Data for this exercise:

----

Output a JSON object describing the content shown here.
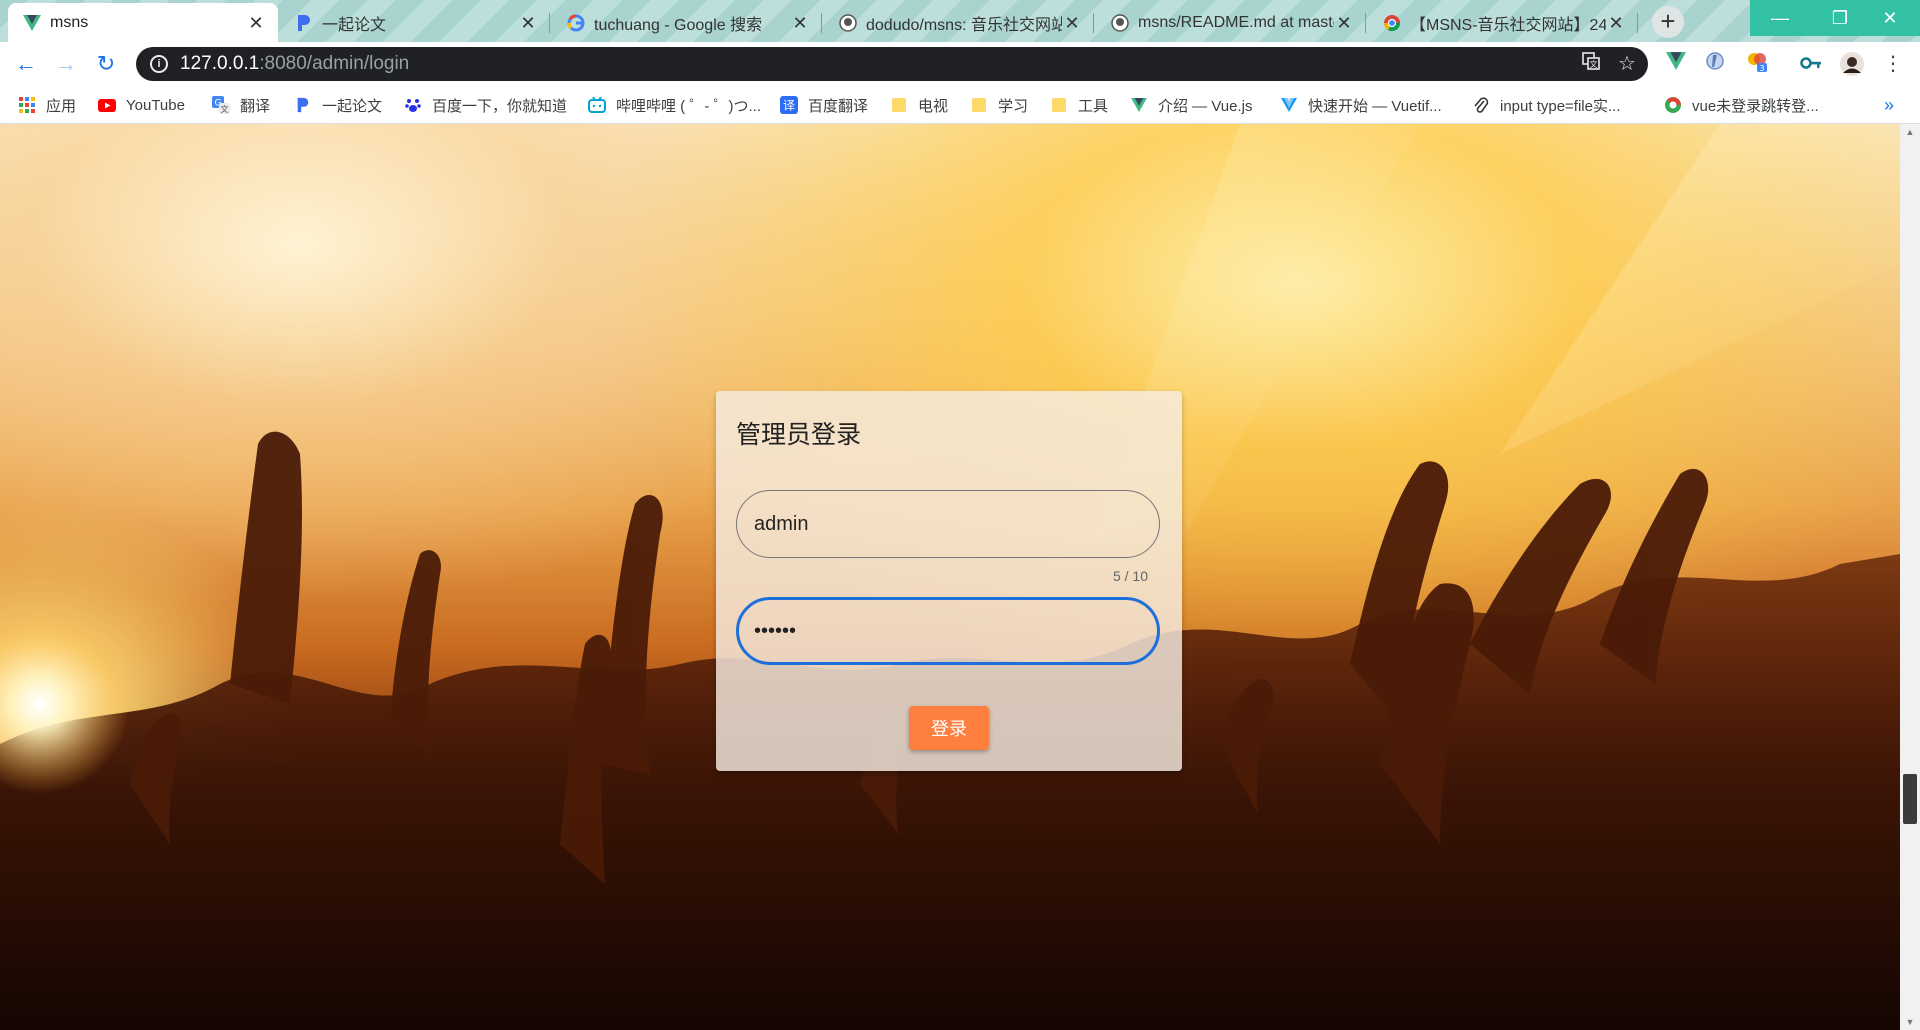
{
  "browser": {
    "tabs": [
      {
        "title": "msns",
        "icon": "vue-icon",
        "active": true
      },
      {
        "title": "一起论文",
        "icon": "p-icon",
        "active": false
      },
      {
        "title": "tuchuang - Google 搜索",
        "icon": "google-icon",
        "active": false
      },
      {
        "title": "dodudo/msns: 音乐社交网站",
        "icon": "github-icon",
        "active": false
      },
      {
        "title": "msns/README.md at master",
        "icon": "github-icon",
        "active": false
      },
      {
        "title": "【MSNS-音乐社交网站】24",
        "icon": "chrome-icon",
        "active": false
      }
    ],
    "new_tab": "+",
    "window_controls": {
      "minimize": "—",
      "restore": "❐",
      "close": "✕"
    },
    "url": {
      "host": "127.0.0.1",
      "path": ":8080/admin/login"
    },
    "bookmarks": [
      {
        "label": "应用",
        "icon": "apps-grid-icon"
      },
      {
        "label": "YouTube",
        "icon": "youtube-icon"
      },
      {
        "label": "翻译",
        "icon": "translate-icon"
      },
      {
        "label": "一起论文",
        "icon": "p-icon"
      },
      {
        "label": "百度一下，你就知道",
        "icon": "baidu-paw-icon"
      },
      {
        "label": "哔哩哔哩 ( ゜- ゜)つ...",
        "icon": "bilibili-icon"
      },
      {
        "label": "百度翻译",
        "icon": "baidu-translate-icon"
      },
      {
        "label": "电视",
        "icon": "folder-icon"
      },
      {
        "label": "学习",
        "icon": "folder-icon"
      },
      {
        "label": "工具",
        "icon": "folder-icon"
      },
      {
        "label": "介绍 — Vue.js",
        "icon": "vue-icon"
      },
      {
        "label": "快速开始 — Vuetif...",
        "icon": "vuetify-icon"
      },
      {
        "label": "input type=file实...",
        "icon": "paper-clip-icon"
      },
      {
        "label": "vue未登录跳转登...",
        "icon": "chrome-icon"
      }
    ],
    "more_bookmarks": "»",
    "extension_badge": "3"
  },
  "login": {
    "title": "管理员登录",
    "username_value": "admin",
    "username_counter": "5 / 10",
    "password_value": "123456",
    "submit_label": "登录"
  },
  "colors": {
    "accent_blue": "#1e6fd9",
    "button_orange": "#ff7f3f",
    "tab_strip": "#a9d3cf",
    "window_controls": "#33c1a3"
  }
}
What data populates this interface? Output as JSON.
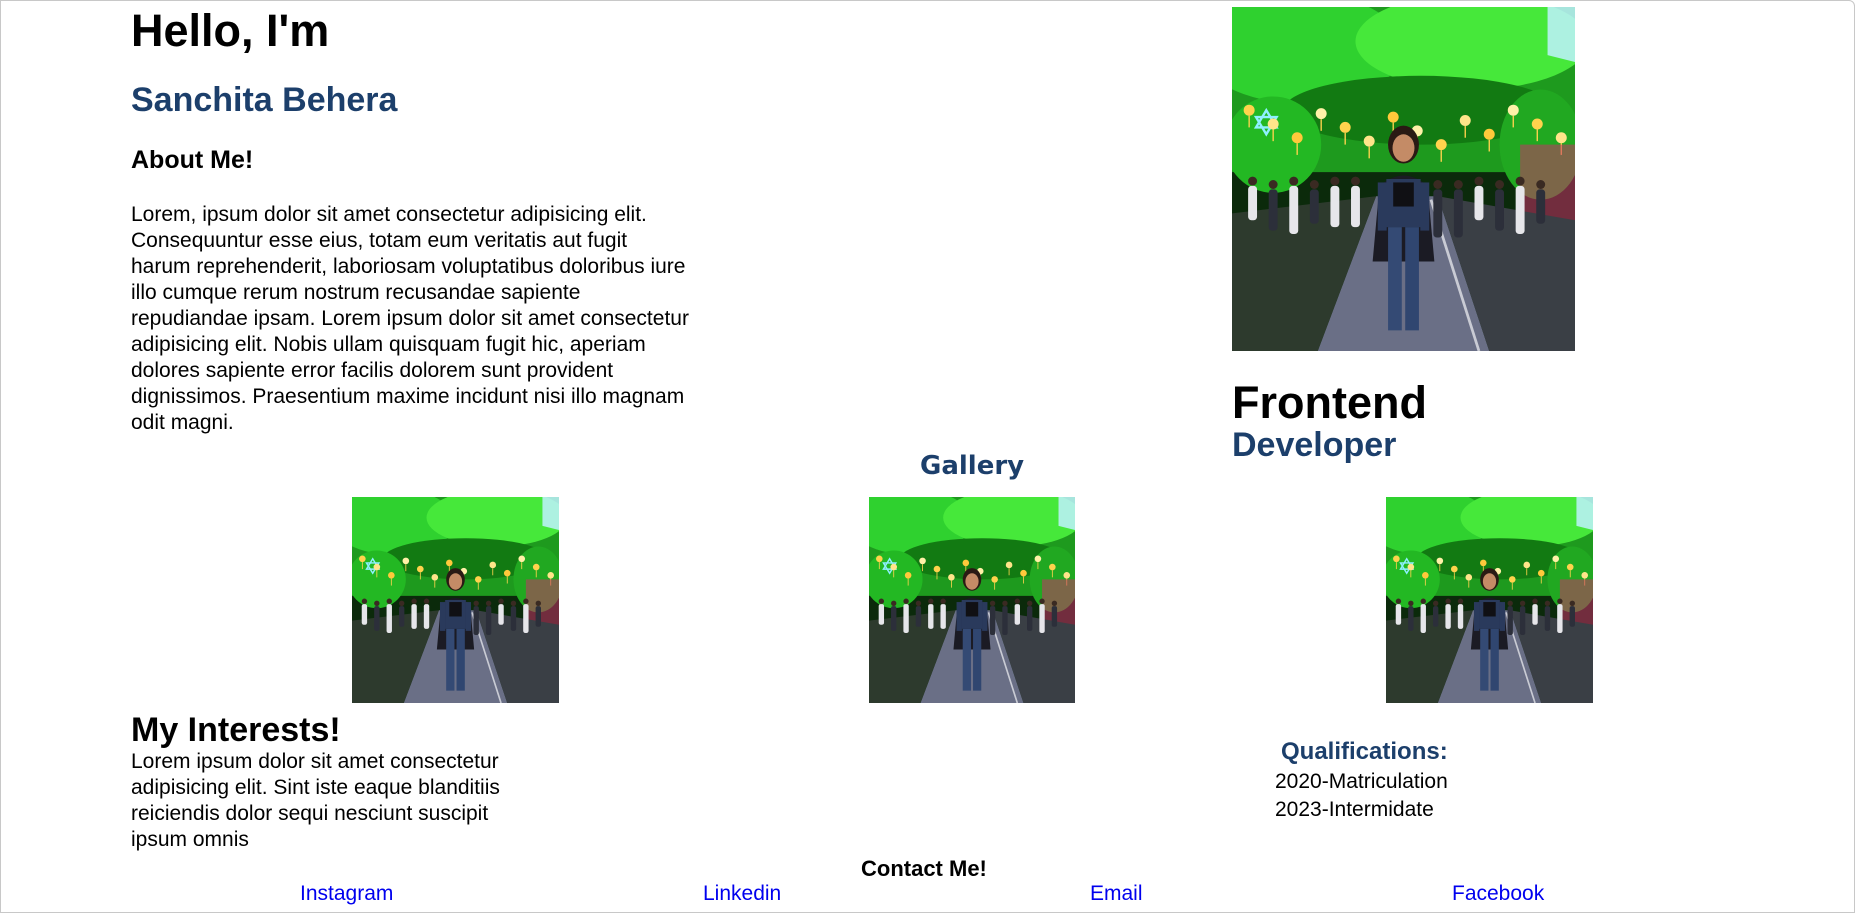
{
  "intro": {
    "greeting": "Hello, I'm",
    "name": "Sanchita Behera",
    "about_heading": "About Me!",
    "about_text": "Lorem, ipsum dolor sit amet consectetur adipisicing elit. Consequuntur esse eius, totam eum veritatis aut fugit harum reprehenderit, laboriosam voluptatibus doloribus iure illo cumque rerum nostrum recusandae sapiente repudiandae ipsam. Lorem ipsum dolor sit amet consectetur adipisicing elit. Nobis ullam quisquam fugit hic, aperiam dolores sapiente error facilis dolorem sunt provident dignissimos. Praesentium maxime incidunt nisi illo magnam odit magni."
  },
  "role": {
    "line1": "Frontend",
    "line2": "Developer"
  },
  "gallery": {
    "heading": "Gallery"
  },
  "interests": {
    "heading": "My Interests!",
    "text": "Lorem ipsum dolor sit amet consectetur adipisicing elit. Sint iste eaque blanditiis reiciendis dolor sequi nesciunt suscipit ipsum omnis"
  },
  "qualifications": {
    "heading": "Qualifications:",
    "items": [
      "2020-Matriculation",
      "2023-Intermidate"
    ]
  },
  "contact": {
    "heading": "Contact Me!",
    "links": [
      "Instagram",
      "Linkedin",
      "Email",
      "Facebook"
    ]
  },
  "colors": {
    "accent_blue": "#1c3f6b",
    "link_blue": "#0000ee"
  }
}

----

Exercise task:
Every record above should be written out again without change, except that the pictures are left out.

Written answer:
Output a JSON object describing the content shown here.
{
  "browser": {
    "tabs": [
      {
        "title": "msns",
        "icon": "vue-icon",
        "active": true
      },
      {
        "title": "一起论文",
        "icon": "p-icon",
        "active": false
      },
      {
        "title": "tuchuang - Google 搜索",
        "icon": "google-icon",
        "active": false
      },
      {
        "title": "dodudo/msns: 音乐社交网站",
        "icon": "github-icon",
        "active": false
      },
      {
        "title": "msns/README.md at master",
        "icon": "github-icon",
        "active": false
      },
      {
        "title": "【MSNS-音乐社交网站】24",
        "icon": "chrome-icon",
        "active": false
      }
    ],
    "new_tab": "+",
    "window_controls": {
      "minimize": "—",
      "restore": "❐",
      "close": "✕"
    },
    "url": {
      "host": "127.0.0.1",
      "path": ":8080/admin/login"
    },
    "bookmarks": [
      {
        "label": "应用",
        "icon": "apps-grid-icon"
      },
      {
        "label": "YouTube",
        "icon": "youtube-icon"
      },
      {
        "label": "翻译",
        "icon": "translate-icon"
      },
      {
        "label": "一起论文",
        "icon": "p-icon"
      },
      {
        "label": "百度一下，你就知道",
        "icon": "baidu-paw-icon"
      },
      {
        "label": "哔哩哔哩 ( ゜- ゜)つ...",
        "icon": "bilibili-icon"
      },
      {
        "label": "百度翻译",
        "icon": "baidu-translate-icon"
      },
      {
        "label": "电视",
        "icon": "folder-icon"
      },
      {
        "label": "学习",
        "icon": "folder-icon"
      },
      {
        "label": "工具",
        "icon": "folder-icon"
      },
      {
        "label": "介绍 — Vue.js",
        "icon": "vue-icon"
      },
      {
        "label": "快速开始 — Vuetif...",
        "icon": "vuetify-icon"
      },
      {
        "label": "input type=file实...",
        "icon": "paper-clip-icon"
      },
      {
        "label": "vue未登录跳转登...",
        "icon": "chrome-icon"
      }
    ],
    "more_bookmarks": "»",
    "extension_badge": "3"
  },
  "login": {
    "title": "管理员登录",
    "username_value": "admin",
    "username_counter": "5 / 10",
    "password_value": "123456",
    "submit_label": "登录"
  },
  "colors": {
    "accent_blue": "#1e6fd9",
    "button_orange": "#ff7f3f",
    "tab_strip": "#a9d3cf",
    "window_controls": "#33c1a3"
  }
}
What data populates this interface? Output as JSON.
{
  "intro": {
    "greeting": "Hello, I'm",
    "name": "Sanchita Behera",
    "about_heading": "About Me!",
    "about_text": "Lorem, ipsum dolor sit amet consectetur adipisicing elit. Consequuntur esse eius, totam eum veritatis aut fugit harum reprehenderit, laboriosam voluptatibus doloribus iure illo cumque rerum nostrum recusandae sapiente repudiandae ipsam. Lorem ipsum dolor sit amet consectetur adipisicing elit. Nobis ullam quisquam fugit hic, aperiam dolores sapiente error facilis dolorem sunt provident dignissimos. Praesentium maxime incidunt nisi illo magnam odit magni."
  },
  "role": {
    "line1": "Frontend",
    "line2": "Developer"
  },
  "gallery": {
    "heading": "Gallery"
  },
  "interests": {
    "heading": "My Interests!",
    "text": "Lorem ipsum dolor sit amet consectetur adipisicing elit. Sint iste eaque blanditiis reiciendis dolor sequi nesciunt suscipit ipsum omnis"
  },
  "qualifications": {
    "heading": "Qualifications:",
    "items": [
      "2020-Matriculation",
      "2023-Intermidate"
    ]
  },
  "contact": {
    "heading": "Contact Me!",
    "links": [
      "Instagram",
      "Linkedin",
      "Email",
      "Facebook"
    ]
  },
  "colors": {
    "accent_blue": "#1c3f6b",
    "link_blue": "#0000ee"
  }
}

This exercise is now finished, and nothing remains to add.